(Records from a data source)
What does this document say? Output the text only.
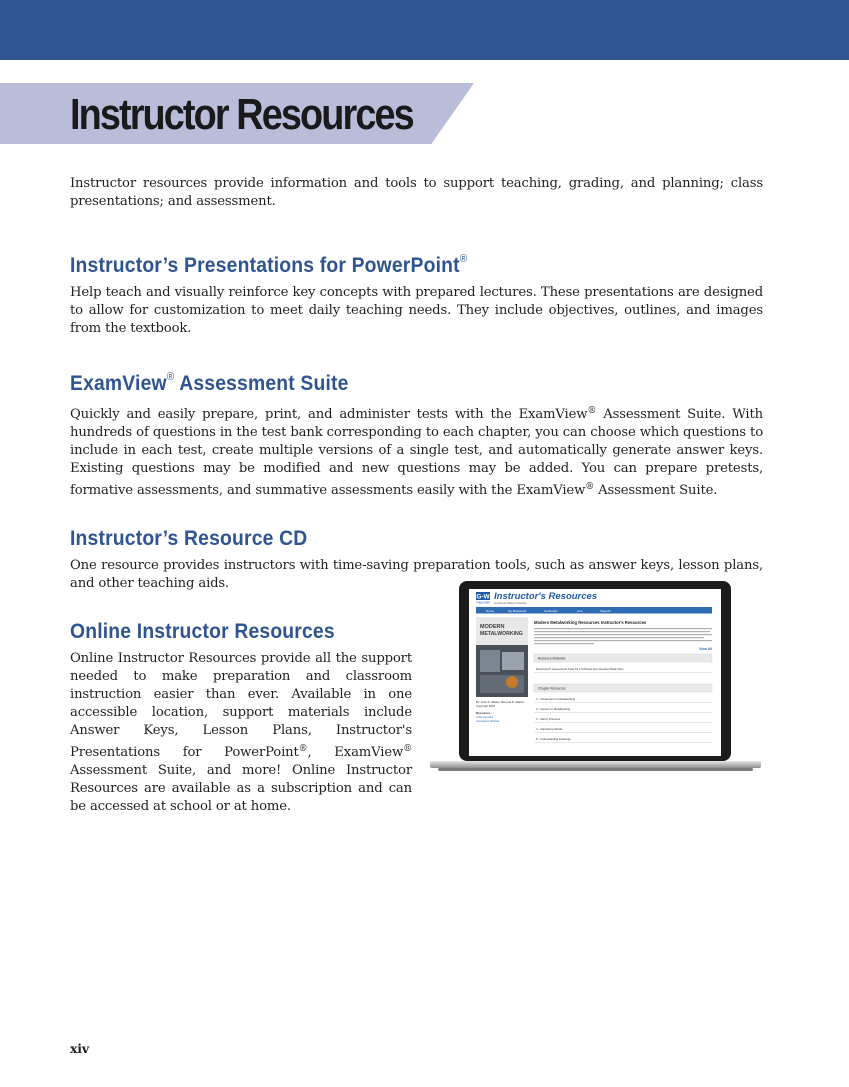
Instructor Resources

Instructor resources provide information and tools to support teaching, grading, and planning; class presentations; and assessment.

Instructor’s Presentations for PowerPoint®

Help teach and visually reinforce key concepts with prepared lectures. These presentations are designed to allow for customization to meet daily teaching needs. They include objectives, outlines, and images from the textbook.

ExamView® Assessment Suite

Quickly and easily prepare, print, and administer tests with the ExamView® Assessment Suite. With hundreds of questions in the test bank corresponding to each chapter, you can choose which questions to include in each test, create multiple versions of a single test, and automatically generate answer keys. Existing questions may be modified and new questions may be added. You can prepare pretests, formative assessments, and summative assessments easily with the ExamView® Assessment Suite.

Instructor’s Resource CD

One resource provides instructors with time-saving preparation tools, such as answer keys, lesson plans, and other teaching aids.

Online Instructor Resources

Online Instructor Resources provide all the support needed to make preparation and classroom instruction easier than ever. Available in one accessible location, support materials include Answer Keys, Lesson Plans, Instructor's Presentations for PowerPoint®, ExamView® Assessment Suite, and more! Online Instructor Resources are available as a subscription and can be accessed at school or at home.

G-W
PUBLISHER
Instructor's Resources
Goodheart-Willcox Publisher
Home	My Bookshelf	Textbooks	Live	Support
MODERN
METALWORKING
By: John R. Walker, Bernard D. Mathis
Copyright 2015
Resources
Order Inquiries
Companion Website
Modern Metalworking Resources Instructor's Resources
View All
Resource Materials
ExamView® Assessment Suite 10.2 Software and Question Bank Files
Chapter Resources
1 - Introduction to Metalworking
2 - Careers in Metalworking
3 - Safety Practices
4 - Classifying Metals
5 - Understanding Drawings

xiv
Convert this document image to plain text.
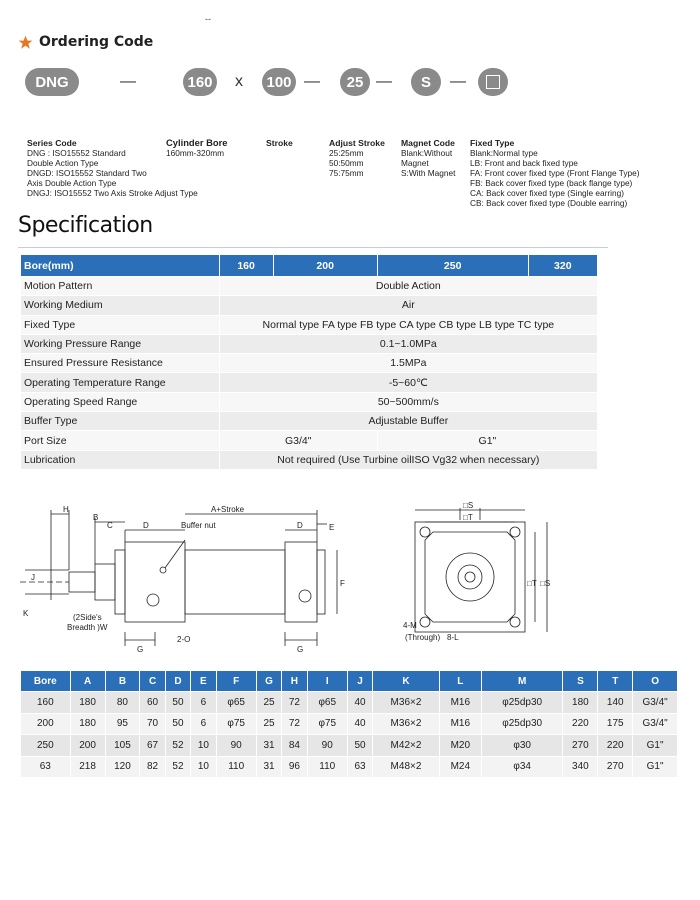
--
Ordering Code
DNG	—	160 x 100 —	25 —	S	—
Series Code
DNG : ISO15552 Standard
Double Action Type
DNGD: ISO15552 Standard Two
Axis Double Action Type
DNGJ: ISO15552 Two Axis Stroke Adjust Type
Cylinder Bore
160mm-320mm
Stroke	Adjust Stroke
25:25mm
50:50mm
75:75mm
Magnet Code
Blank:Without
Magnet
S:With Magnet
Fixed Type
Blank:Normal type
LB: Front and back fixed type
FA: Front cover fixed type (Front Flange Type)
FB: Back cover fixed type (back flange type)
CA: Back cover fixed type (Single earring)
CB: Back cover fixed type (Double earring)
Specification
Bore(mm)	160	200	250	320
Motion Pattern	Double Action			
Working Medium	Air			
Fixed Type	Normal type FA type FB type CA type CB type LB type TC type			
Working Pressure Range	0.1~1.0MPa			
Ensured Pressure Resistance	1.5MPa			
Operating Temperature Range	-5~60℃			
Operating Speed Range	50~500mm/s			
Buffer Type	Adjustable Buffer			
Port Size	G3/4"		G1"	
Lubrication	Not required (Use Turbine oilISO Vg32 when necessary)			
H
B
C	D
A+Stroke
Buffer nut	D	E
J
F
K	(2Side's
Breadth )W
G
2-O
G
□S
□T
□T □S
4-M
(Through) 8-L
Bore	A	B	C	D	E	F	G	H	I	J	K	L	M	S	T	O
160	180	80	60	50	6	φ65	25	72	φ65	40	M36×2	M16	φ25dp30	180	140	G3/4"
200	180	95	70	50	6	φ75	25	72	φ75	40	M36×2	M16	φ25dp30	220	175	G3/4"
250	200	105	67	52	10	90	31	84	90	50	M42×2	M20	φ30	270	220	G1"
63	218	120	82	52	10	110	31	96	110	63	M48×2	M24	φ34	340	270	G1"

### CHALLENGE
Keep the pictures out of the copy and return the rest of the data above exactly.

### EXERCISE RESPONSE
What does this document say? Output the text only.
Instructor Resources

Instructor resources provide information and tools to support teaching, grading, and planning; class presentations; and assessment.

Instructor’s Presentations for PowerPoint®

Help teach and visually reinforce key concepts with prepared lectures. These presentations are designed to allow for customization to meet daily teaching needs. They include objectives, outlines, and images from the textbook.

ExamView® Assessment Suite

Quickly and easily prepare, print, and administer tests with the ExamView® Assessment Suite. With hundreds of questions in the test bank corresponding to each chapter, you can choose which questions to include in each test, create multiple versions of a single test, and automatically generate answer keys. Existing questions may be modified and new questions may be added. You can prepare pretests, formative assessments, and summative assessments easily with the ExamView® Assessment Suite.

Instructor’s Resource CD

One resource provides instructors with time-saving preparation tools, such as answer keys, lesson plans, and other teaching aids.

Online Instructor Resources

Online Instructor Resources provide all the support needed to make preparation and classroom instruction easier than ever. Available in one accessible location, support materials include Answer Keys, Lesson Plans, Instructor's Presentations for PowerPoint®, ExamView® Assessment Suite, and more! Online Instructor Resources are available as a subscription and can be accessed at school or at home.

G-W
PUBLISHER
Instructor's Resources
Goodheart-Willcox Publisher
Home	My Bookshelf	Textbooks	Live	Support
MODERN
METALWORKING
By: John R. Walker, Bernard D. Mathis
Copyright 2015
Resources
Order Inquiries
Companion Website
Modern Metalworking Resources Instructor's Resources
View All
Resource Materials
ExamView® Assessment Suite 10.2 Software and Question Bank Files
Chapter Resources
1 - Introduction to Metalworking
2 - Careers in Metalworking
3 - Safety Practices
4 - Classifying Metals
5 - Understanding Drawings

xiv
Convert this document image to plain text.
--
Ordering Code
DNG	—	160 x 100 —	25 —	S	—
Series Code
DNG : ISO15552 Standard
Double Action Type
DNGD: ISO15552 Standard Two
Axis Double Action Type
DNGJ: ISO15552 Two Axis Stroke Adjust Type
Cylinder Bore
160mm-320mm
Stroke	Adjust Stroke
25:25mm
50:50mm
75:75mm
Magnet Code
Blank:Without
Magnet
S:With Magnet
Fixed Type
Blank:Normal type
LB: Front and back fixed type
FA: Front cover fixed type (Front Flange Type)
FB: Back cover fixed type (back flange type)
CA: Back cover fixed type (Single earring)
CB: Back cover fixed type (Double earring)
Specification
Bore(mm)	160	200	250	320
Motion Pattern	Double Action			
Working Medium	Air			
Fixed Type	Normal type FA type FB type CA type CB type LB type TC type			
Working Pressure Range	0.1~1.0MPa			
Ensured Pressure Resistance	1.5MPa			
Operating Temperature Range	-5~60℃			
Operating Speed Range	50~500mm/s			
Buffer Type	Adjustable Buffer			
Port Size	G3/4"		G1"	
Lubrication	Not required (Use Turbine oilISO Vg32 when necessary)			
H
B
C	D
A+Stroke
Buffer nut	D	E
J
F
K	(2Side's
Breadth )W
G
2-O
G
□S
□T
□T □S
4-M
(Through) 8-L
Bore	A	B	C	D	E	F	G	H	I	J	K	L	M	S	T	O
160	180	80	60	50	6	φ65	25	72	φ65	40	M36×2	M16	φ25dp30	180	140	G3/4"
200	180	95	70	50	6	φ75	25	72	φ75	40	M36×2	M16	φ25dp30	220	175	G3/4"
250	200	105	67	52	10	90	31	84	90	50	M42×2	M20	φ30	270	220	G1"
63	218	120	82	52	10	110	31	96	110	63	M48×2	M24	φ34	340	270	G1"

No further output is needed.